(STATED GOAL) Edit the records from the line holding "Patent image size: (816, 652)." through the line holding "The decoder 44 is at (246, 563).", inclusive, so that "circuit diagram" becomes "schematic diagram", leaving everything else unchanged. Return only those lines.
====================
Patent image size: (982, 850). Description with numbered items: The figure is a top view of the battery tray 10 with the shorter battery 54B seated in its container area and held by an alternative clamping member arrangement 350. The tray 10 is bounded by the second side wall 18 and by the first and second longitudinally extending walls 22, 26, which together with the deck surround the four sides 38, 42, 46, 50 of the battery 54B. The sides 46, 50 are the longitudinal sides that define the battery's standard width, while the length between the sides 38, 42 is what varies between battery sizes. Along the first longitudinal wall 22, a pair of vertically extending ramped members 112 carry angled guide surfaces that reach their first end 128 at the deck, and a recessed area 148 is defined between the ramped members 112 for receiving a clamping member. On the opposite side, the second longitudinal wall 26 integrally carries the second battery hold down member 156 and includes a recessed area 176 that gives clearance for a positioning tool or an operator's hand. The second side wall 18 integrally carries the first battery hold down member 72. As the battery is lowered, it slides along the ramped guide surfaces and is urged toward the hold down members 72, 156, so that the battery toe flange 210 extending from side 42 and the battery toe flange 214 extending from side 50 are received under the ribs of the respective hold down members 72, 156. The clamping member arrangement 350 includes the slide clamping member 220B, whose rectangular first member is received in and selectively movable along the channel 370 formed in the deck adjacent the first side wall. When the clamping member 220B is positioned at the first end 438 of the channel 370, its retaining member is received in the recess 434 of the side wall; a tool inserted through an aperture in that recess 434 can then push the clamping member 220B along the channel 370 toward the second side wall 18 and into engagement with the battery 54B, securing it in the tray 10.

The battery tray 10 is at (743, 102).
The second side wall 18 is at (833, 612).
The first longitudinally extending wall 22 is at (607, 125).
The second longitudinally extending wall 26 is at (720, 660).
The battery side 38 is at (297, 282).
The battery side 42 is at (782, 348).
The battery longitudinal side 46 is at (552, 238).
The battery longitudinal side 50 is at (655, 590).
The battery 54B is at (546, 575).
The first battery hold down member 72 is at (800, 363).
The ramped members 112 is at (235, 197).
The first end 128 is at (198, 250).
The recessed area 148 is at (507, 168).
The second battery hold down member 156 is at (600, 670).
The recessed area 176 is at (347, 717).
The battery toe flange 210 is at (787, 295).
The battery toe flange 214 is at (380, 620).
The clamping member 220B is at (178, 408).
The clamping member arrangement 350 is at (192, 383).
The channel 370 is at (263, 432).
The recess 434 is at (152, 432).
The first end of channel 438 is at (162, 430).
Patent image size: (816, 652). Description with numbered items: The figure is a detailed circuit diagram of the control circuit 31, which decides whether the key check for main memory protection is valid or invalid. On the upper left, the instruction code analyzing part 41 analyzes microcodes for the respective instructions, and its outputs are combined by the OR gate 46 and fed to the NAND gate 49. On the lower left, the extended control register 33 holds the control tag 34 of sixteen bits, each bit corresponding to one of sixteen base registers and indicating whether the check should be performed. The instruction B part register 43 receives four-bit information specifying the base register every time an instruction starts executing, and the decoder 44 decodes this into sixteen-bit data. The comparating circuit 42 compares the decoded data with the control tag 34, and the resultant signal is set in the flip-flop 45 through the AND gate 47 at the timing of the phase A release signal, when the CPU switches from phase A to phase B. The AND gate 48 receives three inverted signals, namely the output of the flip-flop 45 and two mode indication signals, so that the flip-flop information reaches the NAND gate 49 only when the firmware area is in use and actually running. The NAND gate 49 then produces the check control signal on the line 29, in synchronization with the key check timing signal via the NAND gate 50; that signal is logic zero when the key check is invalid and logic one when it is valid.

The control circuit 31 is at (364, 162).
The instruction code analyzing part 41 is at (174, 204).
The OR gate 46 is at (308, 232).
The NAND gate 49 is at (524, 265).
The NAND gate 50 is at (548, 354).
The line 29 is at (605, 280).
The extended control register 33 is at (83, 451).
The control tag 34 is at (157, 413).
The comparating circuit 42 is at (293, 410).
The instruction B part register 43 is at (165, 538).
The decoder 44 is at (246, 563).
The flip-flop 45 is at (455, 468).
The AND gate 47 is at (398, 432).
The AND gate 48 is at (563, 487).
====================
(FULL ANSWER)
Patent image size: (816, 652). Description with numbered items: The figure is a detailed schematic diagram of the control circuit 31, which decides whether the key check for main memory protection is valid or invalid. On the upper left, the instruction code analyzing part 41 analyzes microcodes for the respective instructions, and its outputs are combined by the OR gate 46 and fed to the NAND gate 49. On the lower left, the extended control register 33 holds the control tag 34 of sixteen bits, each bit corresponding to one of sixteen base registers and indicating whether the check should be performed. The instruction B part register 43 receives four-bit information specifying the base register every time an instruction starts executing, and the decoder 44 decodes this into sixteen-bit data. The comparating circuit 42 compares the decoded data with the control tag 34, and the resultant signal is set in the flip-flop 45 through the AND gate 47 at the timing of the phase A release signal, when the CPU switches from phase A to phase B. The AND gate 48 receives three inverted signals, namely the output of the flip-flop 45 and two mode indication signals, so that the flip-flop information reaches the NAND gate 49 only when the firmware area is in use and actually running. The NAND gate 49 then produces the check control signal on the line 29, in synchronization with the key check timing signal via the NAND gate 50; that signal is logic zero when the key check is invalid and logic one when it is valid.

The control circuit 31 is at (364, 162).
The instruction code analyzing part 41 is at (174, 204).
The OR gate 46 is at (308, 232).
The NAND gate 49 is at (524, 265).
The NAND gate 50 is at (548, 354).
The line 29 is at (605, 280).
The extended control register 33 is at (83, 451).
The control tag 34 is at (157, 413).
The comparating circuit 42 is at (293, 410).
The instruction B part register 43 is at (165, 538).
The decoder 44 is at (246, 563).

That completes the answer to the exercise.